- **Consigne**
Reproduisez à l'identique et en entier l'extrait sur le spectacle de saynètes.

- **Extrait source**

==================================================

Se succéderont des saynètes improbables, certaines traversées d'un humour mélancolique, toutes marquées par un esprit iconoclaste que les instigateurs du mouvement Dada (né à Zurich, en Suisse… tout comme Christoph Marthaler) n'auraient pas renié. Ainsi de l'Italienne devenue hystérique, se prenant pour le christ en exhibant ses stigmates, et déclamant à l'adresse d'un Dieu manquant décidément d'exubérance : "Viens, saisis-moi, enflamme-moi, chéri, blesse-moi, attache-moi et détruis-moi". Du passe-plat apparaitra alors une vierge à l'enfant accouplée d'un extincteur…

Habillages et déshabillages, deux mamelles de l'illusion théâtrale… Hammam improvisé sur les pierres brûlantes du rocher donnant à voir les personnages en petite tenue et serviette nouée autour des reins, cérémonie de gala en robes de soirées et nœuds pap'. Numéro de percussion corporelle où l'un d'entre eux utilisera sa tête entière comme instrument de musique. Discours solennel (dés)articulé sous forme de borborygmes suscitant chez les autres comparses rires et/ou indignations mêlées. Autre discours tout aussi improbable, entrainant cette fois les crépitements en saccades d'appareils photos.

© Matthias Horn.
© Matthias Horn.

==================================================

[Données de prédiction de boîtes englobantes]
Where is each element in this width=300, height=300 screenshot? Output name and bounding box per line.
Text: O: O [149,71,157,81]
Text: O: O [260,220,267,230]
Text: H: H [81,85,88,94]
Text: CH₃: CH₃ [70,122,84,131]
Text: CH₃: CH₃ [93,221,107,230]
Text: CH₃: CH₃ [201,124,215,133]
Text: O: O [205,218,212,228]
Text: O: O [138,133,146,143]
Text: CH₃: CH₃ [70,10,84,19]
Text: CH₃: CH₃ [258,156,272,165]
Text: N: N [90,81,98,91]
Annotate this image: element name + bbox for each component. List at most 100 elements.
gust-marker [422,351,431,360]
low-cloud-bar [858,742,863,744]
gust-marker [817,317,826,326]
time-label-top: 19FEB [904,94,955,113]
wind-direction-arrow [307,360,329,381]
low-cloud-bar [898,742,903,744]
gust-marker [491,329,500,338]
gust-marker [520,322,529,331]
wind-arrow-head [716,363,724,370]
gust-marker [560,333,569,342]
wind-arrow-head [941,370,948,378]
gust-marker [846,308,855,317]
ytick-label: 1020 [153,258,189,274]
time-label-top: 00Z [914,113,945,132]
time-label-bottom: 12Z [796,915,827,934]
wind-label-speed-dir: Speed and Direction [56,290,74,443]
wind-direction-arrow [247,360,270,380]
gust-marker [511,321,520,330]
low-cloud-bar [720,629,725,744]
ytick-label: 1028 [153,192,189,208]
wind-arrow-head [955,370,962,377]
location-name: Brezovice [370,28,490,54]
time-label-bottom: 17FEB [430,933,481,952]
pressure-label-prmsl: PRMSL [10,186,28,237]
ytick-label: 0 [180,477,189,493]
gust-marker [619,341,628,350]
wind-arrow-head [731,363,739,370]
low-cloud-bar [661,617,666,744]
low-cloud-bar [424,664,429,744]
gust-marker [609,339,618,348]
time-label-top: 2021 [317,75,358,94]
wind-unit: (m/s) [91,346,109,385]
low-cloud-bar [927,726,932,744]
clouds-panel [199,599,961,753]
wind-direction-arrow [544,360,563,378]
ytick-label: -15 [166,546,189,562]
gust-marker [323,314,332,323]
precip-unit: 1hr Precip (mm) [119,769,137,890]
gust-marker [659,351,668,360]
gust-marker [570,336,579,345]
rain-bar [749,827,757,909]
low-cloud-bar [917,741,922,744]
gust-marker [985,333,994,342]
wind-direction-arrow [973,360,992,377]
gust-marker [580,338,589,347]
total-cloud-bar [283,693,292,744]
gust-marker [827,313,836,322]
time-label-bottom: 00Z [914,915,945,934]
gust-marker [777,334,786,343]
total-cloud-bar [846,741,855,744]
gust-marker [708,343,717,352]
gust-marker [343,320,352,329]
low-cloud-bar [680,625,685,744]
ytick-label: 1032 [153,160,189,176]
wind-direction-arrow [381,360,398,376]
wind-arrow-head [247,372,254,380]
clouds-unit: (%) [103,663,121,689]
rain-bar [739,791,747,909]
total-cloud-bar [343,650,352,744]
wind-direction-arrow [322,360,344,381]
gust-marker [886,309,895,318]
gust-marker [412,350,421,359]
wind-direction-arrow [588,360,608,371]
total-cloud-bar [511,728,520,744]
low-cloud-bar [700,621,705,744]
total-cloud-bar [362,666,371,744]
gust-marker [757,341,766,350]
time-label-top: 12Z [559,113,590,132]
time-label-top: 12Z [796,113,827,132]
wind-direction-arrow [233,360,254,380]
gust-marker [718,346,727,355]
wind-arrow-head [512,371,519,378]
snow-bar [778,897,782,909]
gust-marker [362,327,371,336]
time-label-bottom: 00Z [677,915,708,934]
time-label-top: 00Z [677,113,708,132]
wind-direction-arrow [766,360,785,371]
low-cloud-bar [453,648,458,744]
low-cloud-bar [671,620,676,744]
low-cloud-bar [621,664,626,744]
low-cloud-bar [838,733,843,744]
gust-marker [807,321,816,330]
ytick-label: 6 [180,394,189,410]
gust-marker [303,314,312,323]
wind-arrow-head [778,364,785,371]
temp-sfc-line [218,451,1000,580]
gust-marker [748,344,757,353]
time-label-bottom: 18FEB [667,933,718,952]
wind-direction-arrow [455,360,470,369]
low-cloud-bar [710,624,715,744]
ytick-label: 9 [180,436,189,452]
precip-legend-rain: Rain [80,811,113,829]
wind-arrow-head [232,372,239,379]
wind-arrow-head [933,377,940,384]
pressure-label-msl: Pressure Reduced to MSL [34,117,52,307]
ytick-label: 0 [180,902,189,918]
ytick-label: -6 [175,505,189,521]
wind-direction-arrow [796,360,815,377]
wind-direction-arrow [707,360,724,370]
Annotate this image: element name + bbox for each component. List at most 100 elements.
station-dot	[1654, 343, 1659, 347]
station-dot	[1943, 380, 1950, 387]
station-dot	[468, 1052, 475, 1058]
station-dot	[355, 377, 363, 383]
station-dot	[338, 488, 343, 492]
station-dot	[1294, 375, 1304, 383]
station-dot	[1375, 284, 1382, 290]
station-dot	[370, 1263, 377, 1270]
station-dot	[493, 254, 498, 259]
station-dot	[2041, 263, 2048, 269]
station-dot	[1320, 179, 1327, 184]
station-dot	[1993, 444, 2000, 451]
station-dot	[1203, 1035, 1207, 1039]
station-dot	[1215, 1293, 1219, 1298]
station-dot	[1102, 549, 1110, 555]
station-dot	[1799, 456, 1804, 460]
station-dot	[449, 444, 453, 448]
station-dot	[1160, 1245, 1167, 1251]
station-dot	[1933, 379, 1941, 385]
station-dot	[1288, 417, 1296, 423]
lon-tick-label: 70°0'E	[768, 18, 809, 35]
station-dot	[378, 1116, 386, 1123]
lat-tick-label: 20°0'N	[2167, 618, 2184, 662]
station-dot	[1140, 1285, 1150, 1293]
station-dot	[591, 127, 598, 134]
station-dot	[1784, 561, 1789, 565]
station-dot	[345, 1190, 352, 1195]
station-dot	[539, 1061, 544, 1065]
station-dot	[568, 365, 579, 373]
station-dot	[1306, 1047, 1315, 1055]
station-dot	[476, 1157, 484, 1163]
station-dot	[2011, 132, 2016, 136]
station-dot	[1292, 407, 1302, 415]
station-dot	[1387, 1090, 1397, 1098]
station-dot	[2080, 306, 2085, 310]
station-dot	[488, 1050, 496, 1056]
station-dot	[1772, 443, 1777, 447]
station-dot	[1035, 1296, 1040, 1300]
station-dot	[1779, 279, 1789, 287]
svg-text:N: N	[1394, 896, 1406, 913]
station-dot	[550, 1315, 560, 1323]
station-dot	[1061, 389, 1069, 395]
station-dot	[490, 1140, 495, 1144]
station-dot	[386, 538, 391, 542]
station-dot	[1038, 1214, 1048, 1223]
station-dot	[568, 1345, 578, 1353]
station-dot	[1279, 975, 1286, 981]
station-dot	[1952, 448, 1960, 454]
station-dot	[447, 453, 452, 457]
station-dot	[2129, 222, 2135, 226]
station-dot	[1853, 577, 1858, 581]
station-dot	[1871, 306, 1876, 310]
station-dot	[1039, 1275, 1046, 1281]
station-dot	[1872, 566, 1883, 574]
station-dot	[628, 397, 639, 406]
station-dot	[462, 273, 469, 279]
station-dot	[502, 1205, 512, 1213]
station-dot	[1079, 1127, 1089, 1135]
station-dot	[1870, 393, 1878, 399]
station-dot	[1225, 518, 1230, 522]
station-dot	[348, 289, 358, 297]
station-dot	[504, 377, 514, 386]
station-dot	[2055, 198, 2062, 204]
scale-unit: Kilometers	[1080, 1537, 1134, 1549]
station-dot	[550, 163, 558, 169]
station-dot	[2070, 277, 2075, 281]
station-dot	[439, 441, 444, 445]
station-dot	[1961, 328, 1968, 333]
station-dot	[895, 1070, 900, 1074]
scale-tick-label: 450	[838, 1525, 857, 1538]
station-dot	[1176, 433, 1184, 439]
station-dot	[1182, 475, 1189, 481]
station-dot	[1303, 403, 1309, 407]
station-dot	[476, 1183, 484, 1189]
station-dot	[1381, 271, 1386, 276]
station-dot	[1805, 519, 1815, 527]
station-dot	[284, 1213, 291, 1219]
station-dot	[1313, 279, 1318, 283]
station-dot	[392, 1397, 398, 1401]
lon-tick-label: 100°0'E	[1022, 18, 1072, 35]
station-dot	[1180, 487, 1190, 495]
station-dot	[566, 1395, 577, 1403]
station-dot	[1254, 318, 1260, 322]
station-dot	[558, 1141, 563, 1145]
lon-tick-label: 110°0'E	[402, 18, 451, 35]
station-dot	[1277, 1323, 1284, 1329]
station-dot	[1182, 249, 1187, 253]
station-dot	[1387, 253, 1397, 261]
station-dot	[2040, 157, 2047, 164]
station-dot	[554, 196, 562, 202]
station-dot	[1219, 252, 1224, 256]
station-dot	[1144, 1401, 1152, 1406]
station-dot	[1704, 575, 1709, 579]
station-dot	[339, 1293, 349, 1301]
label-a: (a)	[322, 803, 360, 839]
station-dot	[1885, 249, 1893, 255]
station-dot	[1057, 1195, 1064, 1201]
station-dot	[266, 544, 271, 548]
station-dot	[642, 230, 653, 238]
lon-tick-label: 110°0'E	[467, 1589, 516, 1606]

==================================================

- **Votre réponse**
Se succéderont des saynètes improbables, certaines traversées d'un humour mélancolique, toutes marquées par un esprit iconoclaste que les instigateurs du mouvement Dada (né à Zurich, en Suisse… tout comme Christoph Marthaler) n'auraient pas renié. Ainsi de l'Italienne devenue hystérique, se prenant pour le christ en exhibant ses stigmates, et déclamant à l'adresse d'un Dieu manquant décidément d'exubérance : "Viens, saisis-moi, enflamme-moi, chéri, blesse-moi, attache-moi et détruis-moi". Du passe-plat apparaitra alors une vierge à l'enfant accouplée d'un extincteur…

Habillages et déshabillages, deux mamelles de l'illusion théâtrale… Hammam improvisé sur les pierres brûlantes du rocher donnant à voir les personnages en petite tenue et serviette nouée autour des reins, cérémonie de gala en robes de soirées et nœuds pap'. Numéro de percussion corporelle où l'un d'entre eux utilisera sa tête entière comme instrument de musique. Discours solennel (dés)articulé sous forme de borborygmes suscitant chez les autres comparses rires et/ou indignations mêlées. Autre discours tout aussi improbable, entrainant cette fois les crépitements en saccades d'appareils photos.

© Matthias Horn.
© Matthias Horn.